(Items from a dataset)
┄┄┄┄┄┄

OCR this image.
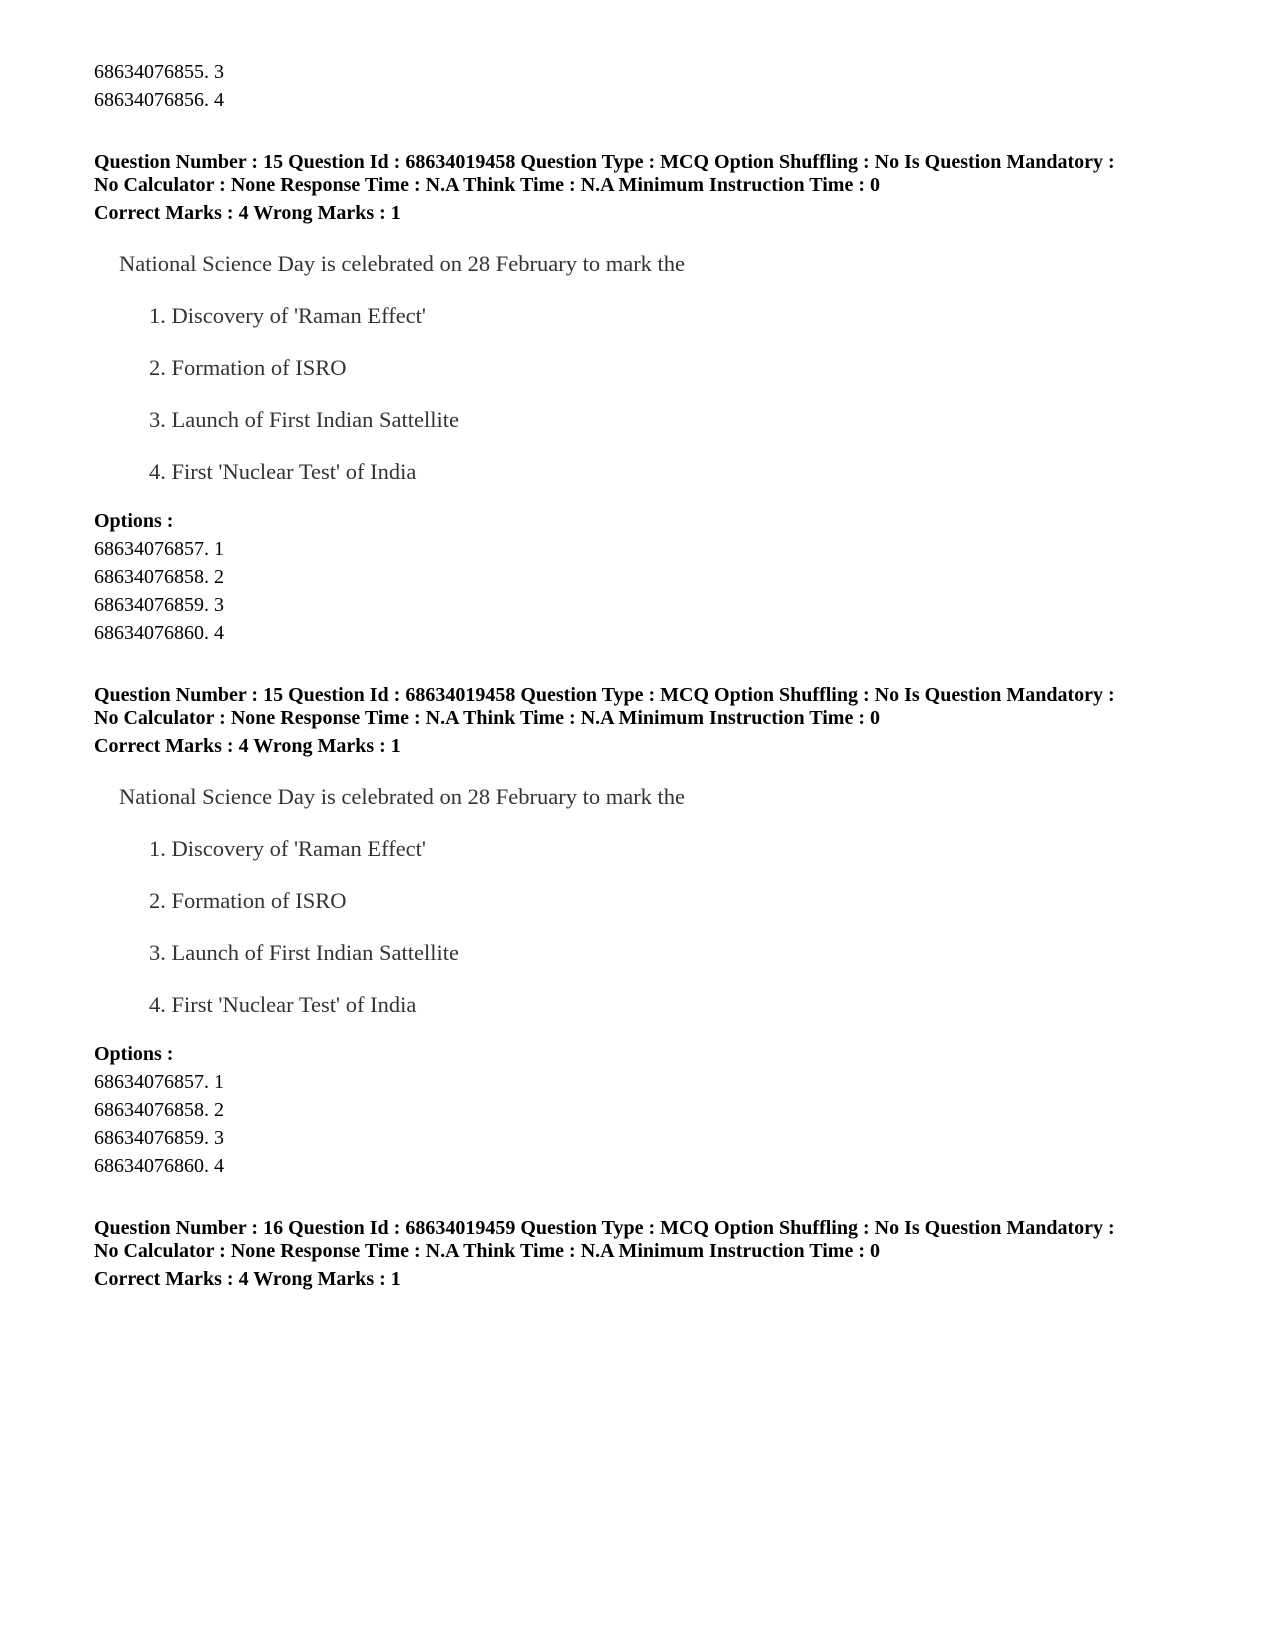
68634076855. 3
68634076856. 4
Question Number : 15 Question Id : 68634019458 Question Type : MCQ Option Shuffling : No Is Question Mandatory :
No Calculator : None Response Time : N.A Think Time : N.A Minimum Instruction Time : 0
Correct Marks : 4 Wrong Marks : 1
National Science Day is celebrated on 28 February to mark the
1. Discovery of 'Raman Effect'
2. Formation of ISRO
3. Launch of First Indian Sattellite
4. First 'Nuclear Test' of India
Options :
68634076857. 1
68634076858. 2
68634076859. 3
68634076860. 4
Question Number : 15 Question Id : 68634019458 Question Type : MCQ Option Shuffling : No Is Question Mandatory :
No Calculator : None Response Time : N.A Think Time : N.A Minimum Instruction Time : 0
Correct Marks : 4 Wrong Marks : 1
National Science Day is celebrated on 28 February to mark the
1. Discovery of 'Raman Effect'
2. Formation of ISRO
3. Launch of First Indian Sattellite
4. First 'Nuclear Test' of India
Options :
68634076857. 1
68634076858. 2
68634076859. 3
68634076860. 4
Question Number : 16 Question Id : 68634019459 Question Type : MCQ Option Shuffling : No Is Question Mandatory :
No Calculator : None Response Time : N.A Think Time : N.A Minimum Instruction Time : 0
Correct Marks : 4 Wrong Marks : 1
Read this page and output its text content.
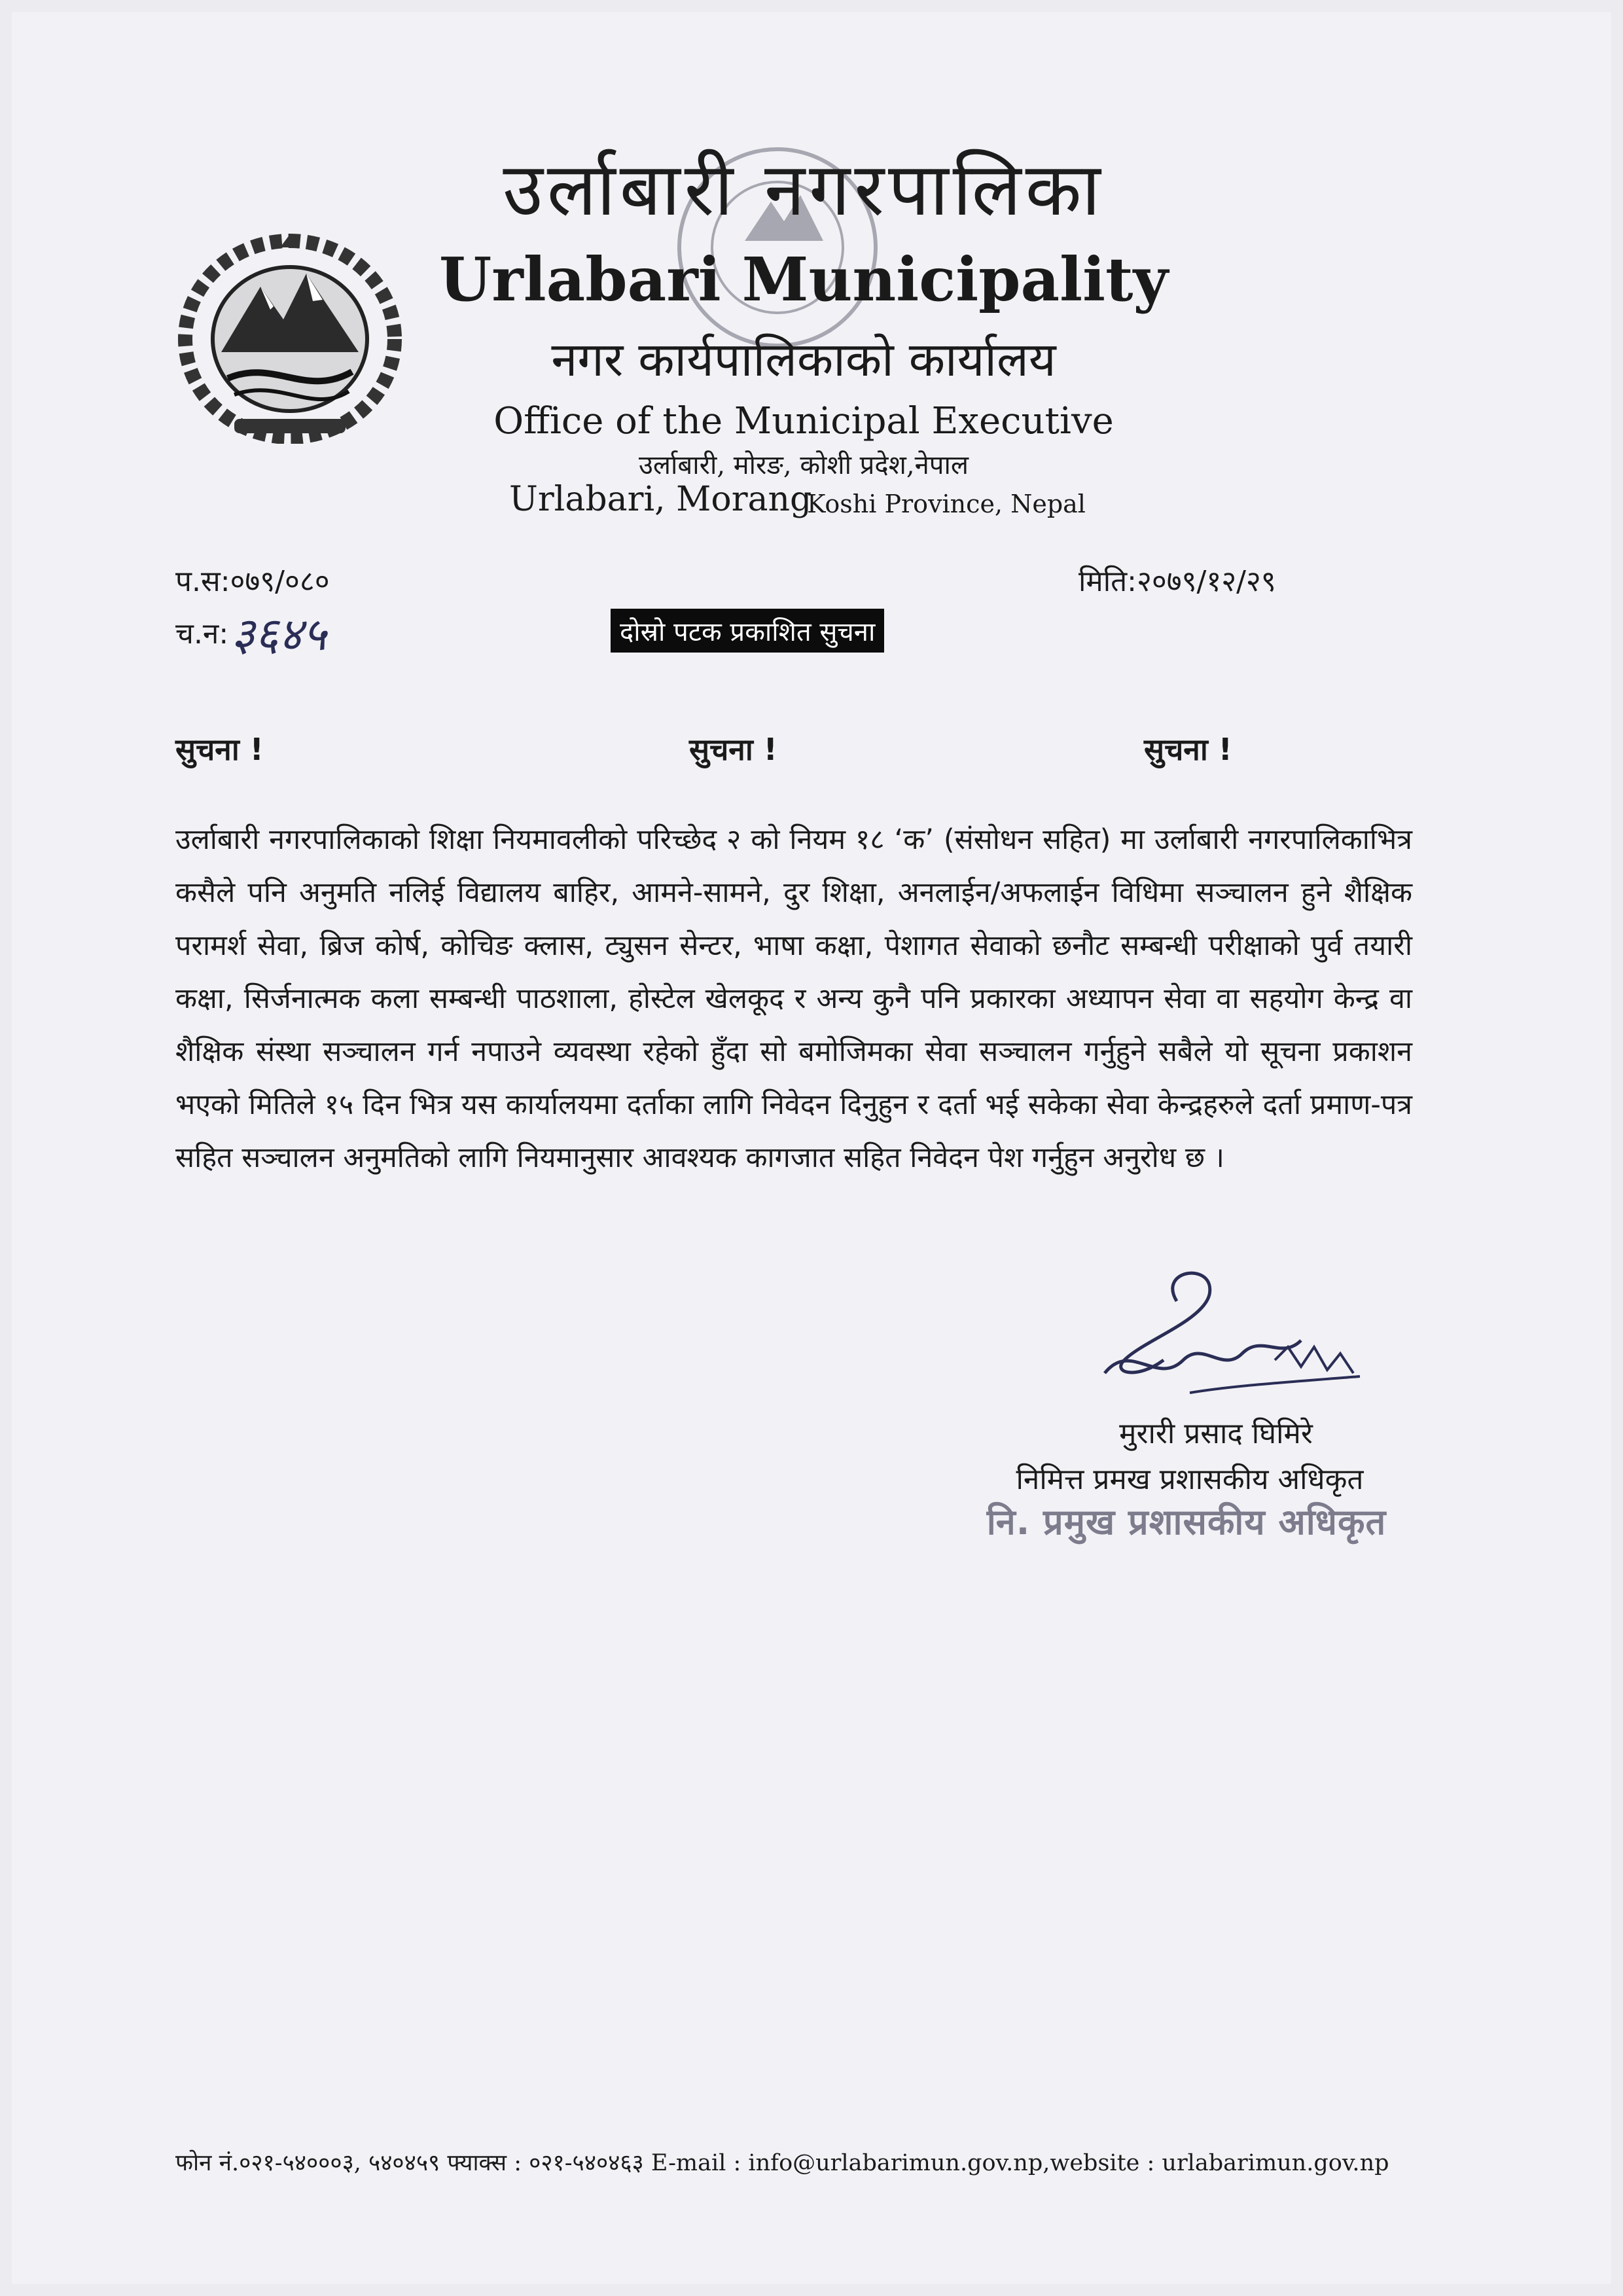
उर्लाबारी नगरपालिका
Urlabari Municipality
नगर कार्यपालिकाको कार्यालय
Office of the Municipal Executive
उर्लाबारी, मोरङ, कोशी प्रदेश,नेपाल
Urlabari, Morang
Koshi Province, Nepal
प.स:०७९/०८०
च.न: ३६४५
मिति:२०७९/१२/२९
दोस्रो पटक प्रकाशित सुचना
सुचना !	सुचना !	सुचना !
उर्लाबारी नगरपालिकाको शिक्षा नियमावलीको परिच्छेद २ को नियम १८ ‘क’ (संसोधन सहित) मा उर्लाबारी नगरपालिकाभित्र कसैले पनि अनुमति नलिई विद्यालय बाहिर, आमने-सामने, दुर शिक्षा, अनलाईन/अफलाईन विधिमा सञ्चालन हुने शैक्षिक परामर्श सेवा, ब्रिज कोर्ष, कोचिङ क्लास, ट्युसन सेन्टर, भाषा कक्षा, पेशागत सेवाको छनौट सम्बन्धी परीक्षाको पुर्व तयारी कक्षा, सिर्जनात्मक कला सम्बन्धी पाठशाला, होस्टेल खेलकूद र अन्य कुनै पनि प्रकारका अध्यापन सेवा वा सहयोग केन्द्र वा शैक्षिक संस्था सञ्चालन गर्न नपाउने व्यवस्था रहेको हुँदा सो बमोजिमका सेवा सञ्चालन गर्नुहुने सबैले यो सूचना प्रकाशन भएको मितिले १५ दिन भित्र यस कार्यालयमा दर्ताका लागि निवेदन दिनुहुन र दर्ता भई सकेका सेवा केन्द्रहरुले दर्ता प्रमाण-पत्र सहित सञ्चालन अनुमतिको लागि नियमानुसार आवश्यक कागजात सहित निवेदन पेश गर्नुहुन अनुरोध छ ।
मुरारी प्रसाद घिमिरे
निमित्त प्रमख प्रशासकीय अधिकृत
नि. प्रमुख प्रशासकीय अधिकृत
फोन नं.०२१-५४०००३, ५४०४५९ फ्याक्स : ०२१-५४०४६३ E-mail : info@urlabarimun.gov.np,website : urlabarimun.gov.np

┄┄┄┄┄┄

→ **Description of the task**:
Go through the preceding material and copy each line that has the word "नगरप".

→ **Solution for this task**:
उर्लाबारी नगरपालिका
उर्लाबारी नगरपालिकाको शिक्षा नियमावलीको परिच्छेद २ को नियम १८ ‘क’ (संसोधन सहित) मा उर्लाबारी नगरपालिकाभित्र कसैले पनि अनुमति नलिई विद्यालय बाहिर, आमने-सामने, दुर शिक्षा, अनलाईन/अफलाईन विधिमा सञ्चालन हुने शैक्षिक परामर्श सेवा, ब्रिज कोर्ष, कोचिङ क्लास, ट्युसन सेन्टर, भाषा कक्षा, पेशागत सेवाको छनौट सम्बन्धी परीक्षाको पुर्व तयारी कक्षा, सिर्जनात्मक कला सम्बन्धी पाठशाला, होस्टेल खेलकूद र अन्य कुनै पनि प्रकारका अध्यापन सेवा वा सहयोग केन्द्र वा शैक्षिक संस्था सञ्चालन गर्न नपाउने व्यवस्था रहेको हुँदा सो बमोजिमका सेवा सञ्चालन गर्नुहुने सबैले यो सूचना प्रकाशन भएको मितिले १५ दिन भित्र यस कार्यालयमा दर्ताका लागि निवेदन दिनुहुन र दर्ता भई सकेका सेवा केन्द्रहरुले दर्ता प्रमाण-पत्र सहित सञ्चालन अनुमतिको लागि नियमानुसार आवश्यक कागजात सहित निवेदन पेश गर्नुहुन अनुरोध छ ।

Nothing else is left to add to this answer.